» **Data extracted from a collection**
○ ○ ○ ○ ○
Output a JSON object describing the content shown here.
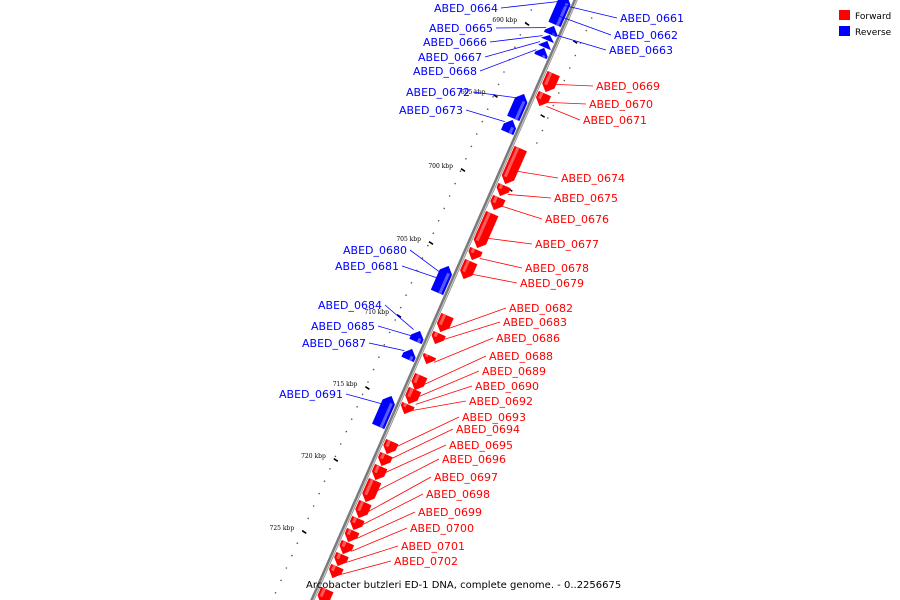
{
  "legend": {
    "forward": {
      "label": "Forward",
      "color": "#ff0000"
    },
    "reverse": {
      "label": "Reverse",
      "color": "#0000ff"
    }
  },
  "caption": "Arcobacter butzleri ED-1 DNA, complete genome. - 0..2256675",
  "ticks": [
    "690 kbp",
    "695 kbp",
    "700 kbp",
    "705 kbp",
    "710 kbp",
    "715 kbp",
    "720 kbp",
    "725 kbp"
  ],
  "genes": [
    {
      "label": "ABED_0661",
      "strand": "reverse"
    },
    {
      "label": "ABED_0662",
      "strand": "reverse"
    },
    {
      "label": "ABED_0663",
      "strand": "reverse"
    },
    {
      "label": "ABED_0664",
      "strand": "reverse"
    },
    {
      "label": "ABED_0665",
      "strand": "reverse"
    },
    {
      "label": "ABED_0666",
      "strand": "reverse"
    },
    {
      "label": "ABED_0667",
      "strand": "reverse"
    },
    {
      "label": "ABED_0668",
      "strand": "reverse"
    },
    {
      "label": "ABED_0669",
      "strand": "forward"
    },
    {
      "label": "ABED_0670",
      "strand": "forward"
    },
    {
      "label": "ABED_0671",
      "strand": "forward"
    },
    {
      "label": "ABED_0672",
      "strand": "reverse"
    },
    {
      "label": "ABED_0673",
      "strand": "reverse"
    },
    {
      "label": "ABED_0674",
      "strand": "forward"
    },
    {
      "label": "ABED_0675",
      "strand": "forward"
    },
    {
      "label": "ABED_0676",
      "strand": "forward"
    },
    {
      "label": "ABED_0677",
      "strand": "forward"
    },
    {
      "label": "ABED_0678",
      "strand": "forward"
    },
    {
      "label": "ABED_0679",
      "strand": "forward"
    },
    {
      "label": "ABED_0680",
      "strand": "reverse"
    },
    {
      "label": "ABED_0681",
      "strand": "reverse"
    },
    {
      "label": "ABED_0682",
      "strand": "forward"
    },
    {
      "label": "ABED_0683",
      "strand": "forward"
    },
    {
      "label": "ABED_0684",
      "strand": "reverse"
    },
    {
      "label": "ABED_0685",
      "strand": "reverse"
    },
    {
      "label": "ABED_0686",
      "strand": "forward"
    },
    {
      "label": "ABED_0687",
      "strand": "reverse"
    },
    {
      "label": "ABED_0688",
      "strand": "forward"
    },
    {
      "label": "ABED_0689",
      "strand": "forward"
    },
    {
      "label": "ABED_0690",
      "strand": "forward"
    },
    {
      "label": "ABED_0691",
      "strand": "reverse"
    },
    {
      "label": "ABED_0692",
      "strand": "forward"
    },
    {
      "label": "ABED_0693",
      "strand": "forward"
    },
    {
      "label": "ABED_0694",
      "strand": "forward"
    },
    {
      "label": "ABED_0695",
      "strand": "forward"
    },
    {
      "label": "ABED_0696",
      "strand": "forward"
    },
    {
      "label": "ABED_0697",
      "strand": "forward"
    },
    {
      "label": "ABED_0698",
      "strand": "forward"
    },
    {
      "label": "ABED_0699",
      "strand": "forward"
    },
    {
      "label": "ABED_0700",
      "strand": "forward"
    },
    {
      "label": "ABED_0701",
      "strand": "forward"
    },
    {
      "label": "ABED_0702",
      "strand": "forward"
    }
  ]
}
○ ○ ○ ○ ○
Exactly repeat the data above; the pictures do not belong in your copy.

Output a JSON object describing the content shown here.
{
  "legend": {
    "forward": {
      "label": "Forward",
      "color": "#ff0000"
    },
    "reverse": {
      "label": "Reverse",
      "color": "#0000ff"
    }
  },
  "caption": "Arcobacter butzleri ED-1 DNA, complete genome. - 0..2256675",
  "ticks": [
    "690 kbp",
    "695 kbp",
    "700 kbp",
    "705 kbp",
    "710 kbp",
    "715 kbp",
    "720 kbp",
    "725 kbp"
  ],
  "genes": [
    {
      "label": "ABED_0661",
      "strand": "reverse"
    },
    {
      "label": "ABED_0662",
      "strand": "reverse"
    },
    {
      "label": "ABED_0663",
      "strand": "reverse"
    },
    {
      "label": "ABED_0664",
      "strand": "reverse"
    },
    {
      "label": "ABED_0665",
      "strand": "reverse"
    },
    {
      "label": "ABED_0666",
      "strand": "reverse"
    },
    {
      "label": "ABED_0667",
      "strand": "reverse"
    },
    {
      "label": "ABED_0668",
      "strand": "reverse"
    },
    {
      "label": "ABED_0669",
      "strand": "forward"
    },
    {
      "label": "ABED_0670",
      "strand": "forward"
    },
    {
      "label": "ABED_0671",
      "strand": "forward"
    },
    {
      "label": "ABED_0672",
      "strand": "reverse"
    },
    {
      "label": "ABED_0673",
      "strand": "reverse"
    },
    {
      "label": "ABED_0674",
      "strand": "forward"
    },
    {
      "label": "ABED_0675",
      "strand": "forward"
    },
    {
      "label": "ABED_0676",
      "strand": "forward"
    },
    {
      "label": "ABED_0677",
      "strand": "forward"
    },
    {
      "label": "ABED_0678",
      "strand": "forward"
    },
    {
      "label": "ABED_0679",
      "strand": "forward"
    },
    {
      "label": "ABED_0680",
      "strand": "reverse"
    },
    {
      "label": "ABED_0681",
      "strand": "reverse"
    },
    {
      "label": "ABED_0682",
      "strand": "forward"
    },
    {
      "label": "ABED_0683",
      "strand": "forward"
    },
    {
      "label": "ABED_0684",
      "strand": "reverse"
    },
    {
      "label": "ABED_0685",
      "strand": "reverse"
    },
    {
      "label": "ABED_0686",
      "strand": "forward"
    },
    {
      "label": "ABED_0687",
      "strand": "reverse"
    },
    {
      "label": "ABED_0688",
      "strand": "forward"
    },
    {
      "label": "ABED_0689",
      "strand": "forward"
    },
    {
      "label": "ABED_0690",
      "strand": "forward"
    },
    {
      "label": "ABED_0691",
      "strand": "reverse"
    },
    {
      "label": "ABED_0692",
      "strand": "forward"
    },
    {
      "label": "ABED_0693",
      "strand": "forward"
    },
    {
      "label": "ABED_0694",
      "strand": "forward"
    },
    {
      "label": "ABED_0695",
      "strand": "forward"
    },
    {
      "label": "ABED_0696",
      "strand": "forward"
    },
    {
      "label": "ABED_0697",
      "strand": "forward"
    },
    {
      "label": "ABED_0698",
      "strand": "forward"
    },
    {
      "label": "ABED_0699",
      "strand": "forward"
    },
    {
      "label": "ABED_0700",
      "strand": "forward"
    },
    {
      "label": "ABED_0701",
      "strand": "forward"
    },
    {
      "label": "ABED_0702",
      "strand": "forward"
    }
  ]
}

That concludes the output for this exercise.